--- START OF Information supplied ---

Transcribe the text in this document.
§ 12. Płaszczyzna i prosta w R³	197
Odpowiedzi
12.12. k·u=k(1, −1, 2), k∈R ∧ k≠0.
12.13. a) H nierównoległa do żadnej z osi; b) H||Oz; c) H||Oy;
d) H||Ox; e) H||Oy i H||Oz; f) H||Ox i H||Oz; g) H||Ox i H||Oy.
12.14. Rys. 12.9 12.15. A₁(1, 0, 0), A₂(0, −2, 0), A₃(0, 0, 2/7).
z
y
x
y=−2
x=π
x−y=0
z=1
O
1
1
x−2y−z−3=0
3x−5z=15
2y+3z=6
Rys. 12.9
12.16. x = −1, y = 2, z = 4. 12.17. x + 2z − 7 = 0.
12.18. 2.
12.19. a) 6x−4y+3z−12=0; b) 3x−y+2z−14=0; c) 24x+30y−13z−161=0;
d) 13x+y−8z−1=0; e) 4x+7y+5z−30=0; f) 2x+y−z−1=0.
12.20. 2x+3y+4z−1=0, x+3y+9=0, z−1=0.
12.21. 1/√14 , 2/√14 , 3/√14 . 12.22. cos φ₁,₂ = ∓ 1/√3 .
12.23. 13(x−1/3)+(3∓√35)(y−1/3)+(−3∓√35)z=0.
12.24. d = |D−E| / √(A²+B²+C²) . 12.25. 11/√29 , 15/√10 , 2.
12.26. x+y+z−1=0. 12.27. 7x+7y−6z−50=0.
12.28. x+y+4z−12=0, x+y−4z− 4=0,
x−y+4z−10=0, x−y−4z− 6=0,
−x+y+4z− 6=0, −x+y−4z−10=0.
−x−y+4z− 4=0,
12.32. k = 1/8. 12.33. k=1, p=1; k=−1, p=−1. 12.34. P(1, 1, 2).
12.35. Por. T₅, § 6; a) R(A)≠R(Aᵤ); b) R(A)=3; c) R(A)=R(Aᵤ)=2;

--- END OF Information supplied ---
--- START OF Information supplied ---

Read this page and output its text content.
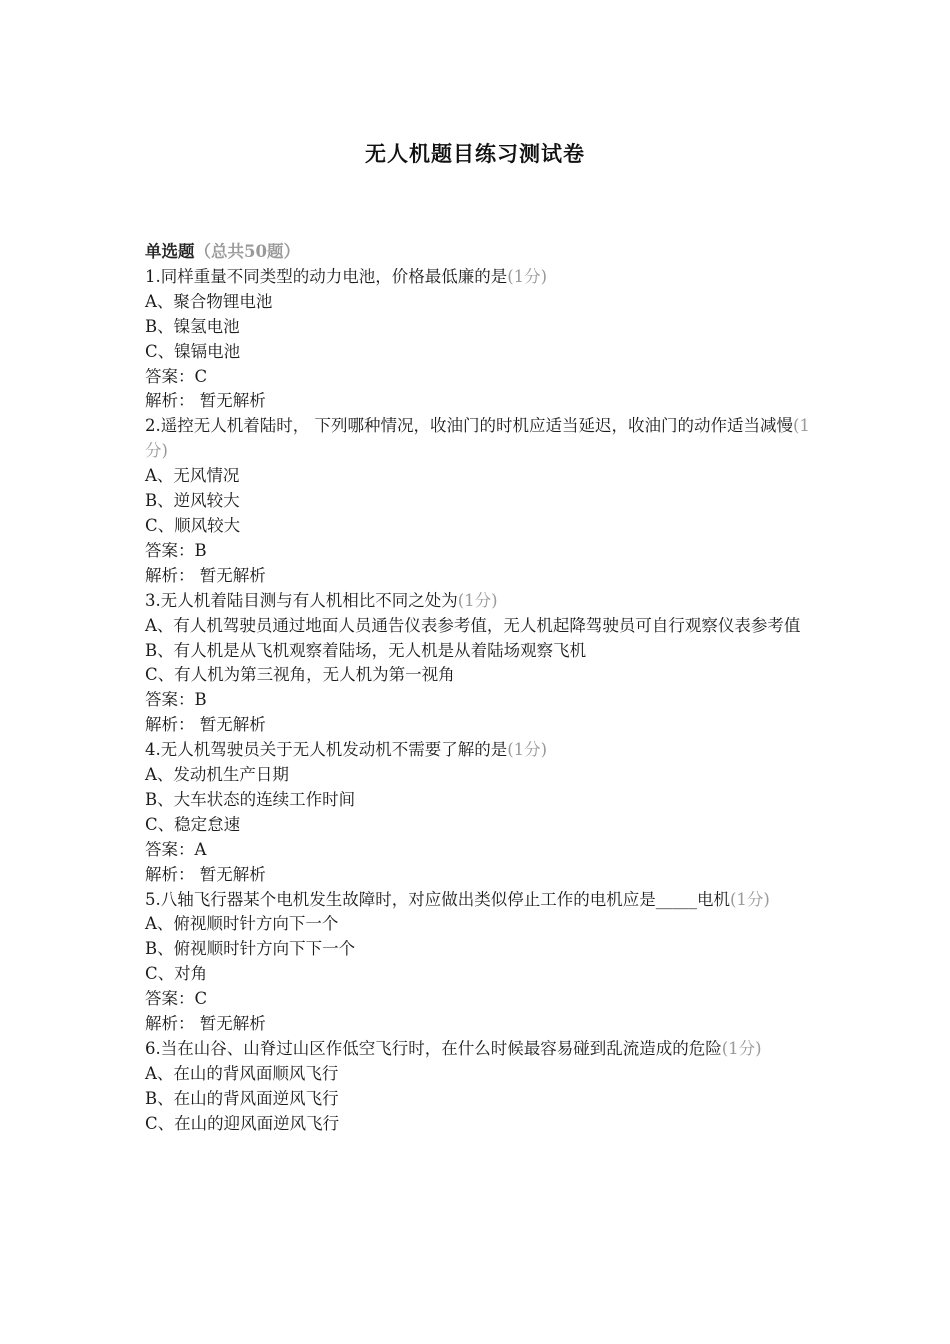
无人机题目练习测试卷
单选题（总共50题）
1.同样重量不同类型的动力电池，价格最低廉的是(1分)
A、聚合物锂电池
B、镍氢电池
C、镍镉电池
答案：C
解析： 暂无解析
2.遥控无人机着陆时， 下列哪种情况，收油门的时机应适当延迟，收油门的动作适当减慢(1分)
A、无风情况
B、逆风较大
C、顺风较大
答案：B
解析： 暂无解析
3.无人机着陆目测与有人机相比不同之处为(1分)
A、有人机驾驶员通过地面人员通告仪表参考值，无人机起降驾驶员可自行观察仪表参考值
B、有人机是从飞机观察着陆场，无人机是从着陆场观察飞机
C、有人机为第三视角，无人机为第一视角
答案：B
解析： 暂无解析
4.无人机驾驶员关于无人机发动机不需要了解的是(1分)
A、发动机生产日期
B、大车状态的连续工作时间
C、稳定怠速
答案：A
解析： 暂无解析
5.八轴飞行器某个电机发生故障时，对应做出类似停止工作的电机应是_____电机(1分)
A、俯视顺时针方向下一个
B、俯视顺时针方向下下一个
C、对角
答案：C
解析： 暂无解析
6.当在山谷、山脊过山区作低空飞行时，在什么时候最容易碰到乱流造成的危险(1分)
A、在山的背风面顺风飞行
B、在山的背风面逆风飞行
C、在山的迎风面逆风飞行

--- END OF Information supplied ---
--- START OF Information supplied ---

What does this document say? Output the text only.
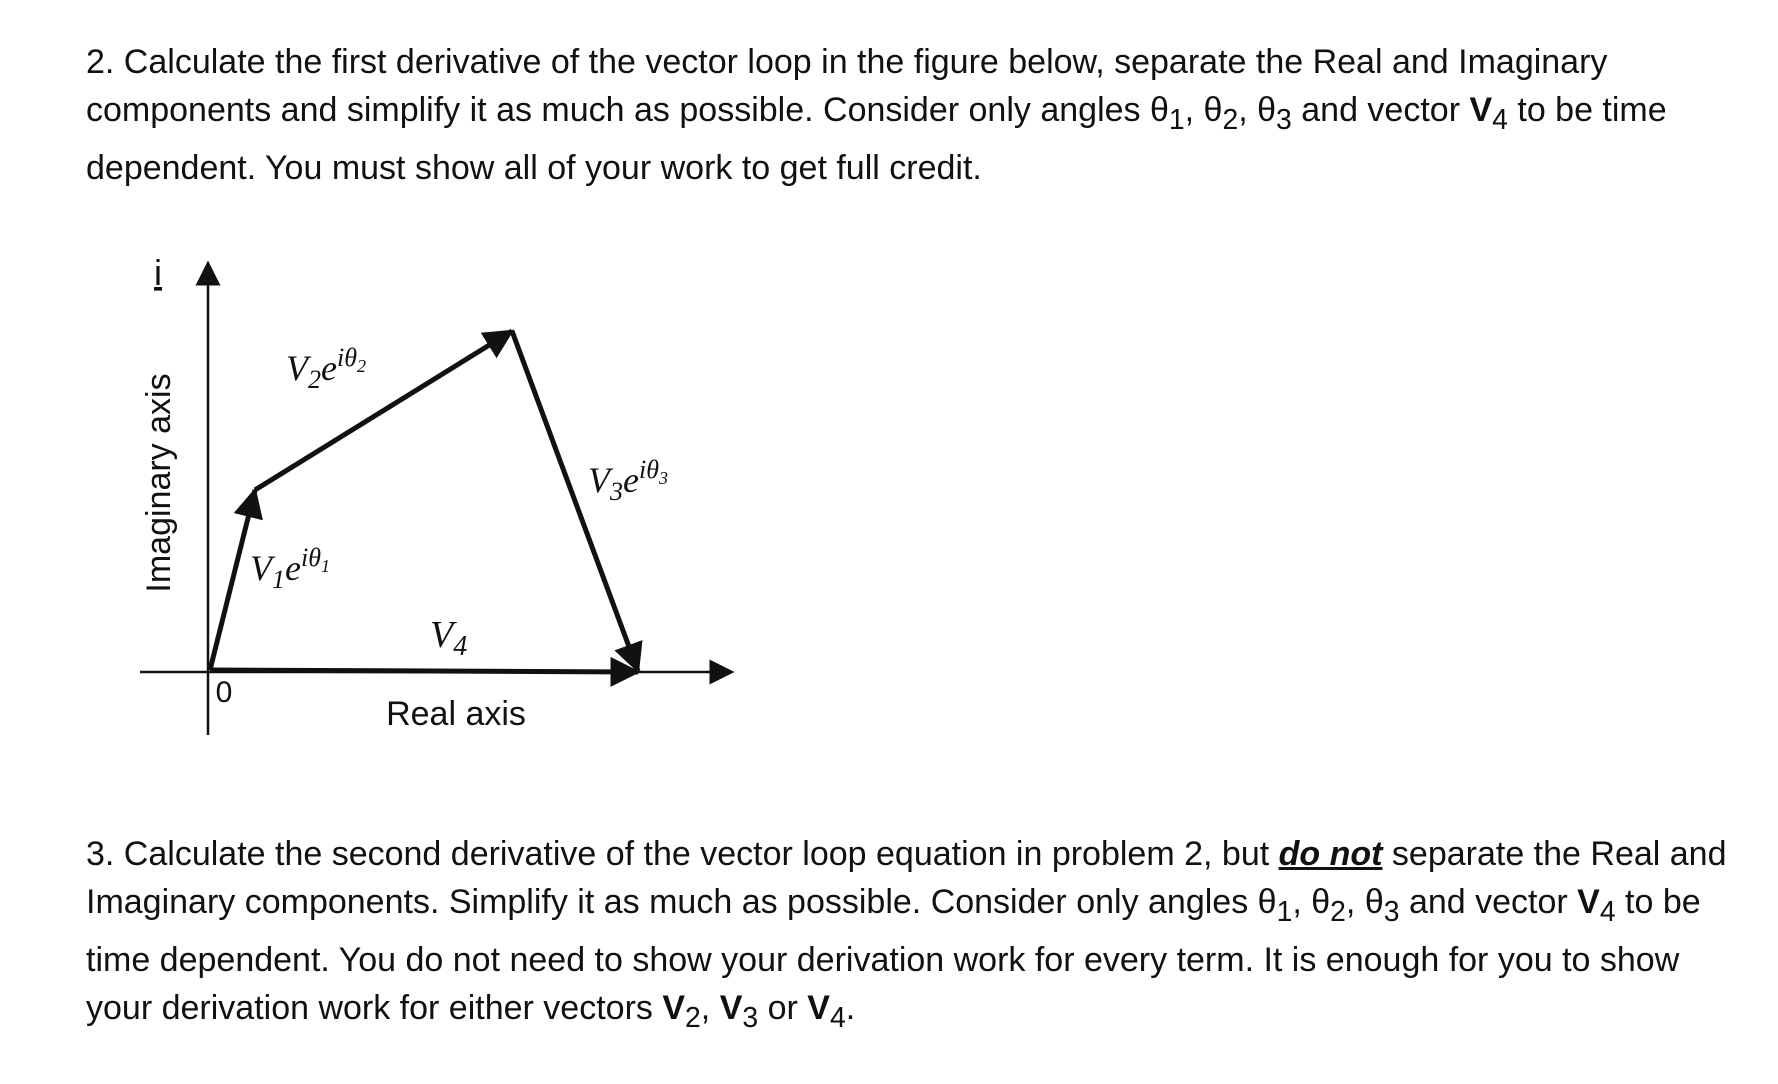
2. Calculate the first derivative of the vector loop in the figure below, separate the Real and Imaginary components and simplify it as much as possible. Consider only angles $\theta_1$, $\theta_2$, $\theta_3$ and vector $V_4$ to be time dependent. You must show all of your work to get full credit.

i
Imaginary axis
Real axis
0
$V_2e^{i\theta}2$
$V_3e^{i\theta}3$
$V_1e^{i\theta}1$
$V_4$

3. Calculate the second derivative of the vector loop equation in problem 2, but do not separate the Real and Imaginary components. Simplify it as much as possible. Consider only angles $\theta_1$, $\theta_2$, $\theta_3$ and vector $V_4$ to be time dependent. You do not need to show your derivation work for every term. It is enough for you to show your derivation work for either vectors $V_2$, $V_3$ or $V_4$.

--- END OF Information supplied ---

Task requirements:
Search the entries for the string "derivative" and collect each line that has it.

Solution to the exercise:
2. Calculate the first derivative of the vector loop in the figure below, separate the Real and Imaginary components and simplify it as much as possible. Consider only angles $\theta_1$, $\theta_2$, $\theta_3$ and vector $V_4$ to be time dependent. You must show all of your work to get full credit.
3. Calculate the second derivative of the vector loop equation in problem 2, but do not separate the Real and Imaginary components. Simplify it as much as possible. Consider only angles $\theta_1$, $\theta_2$, $\theta_3$ and vector $V_4$ to be time dependent. You do not need to show your derivation work for every term. It is enough for you to show your derivation work for either vectors $V_2$, $V_3$ or $V_4$.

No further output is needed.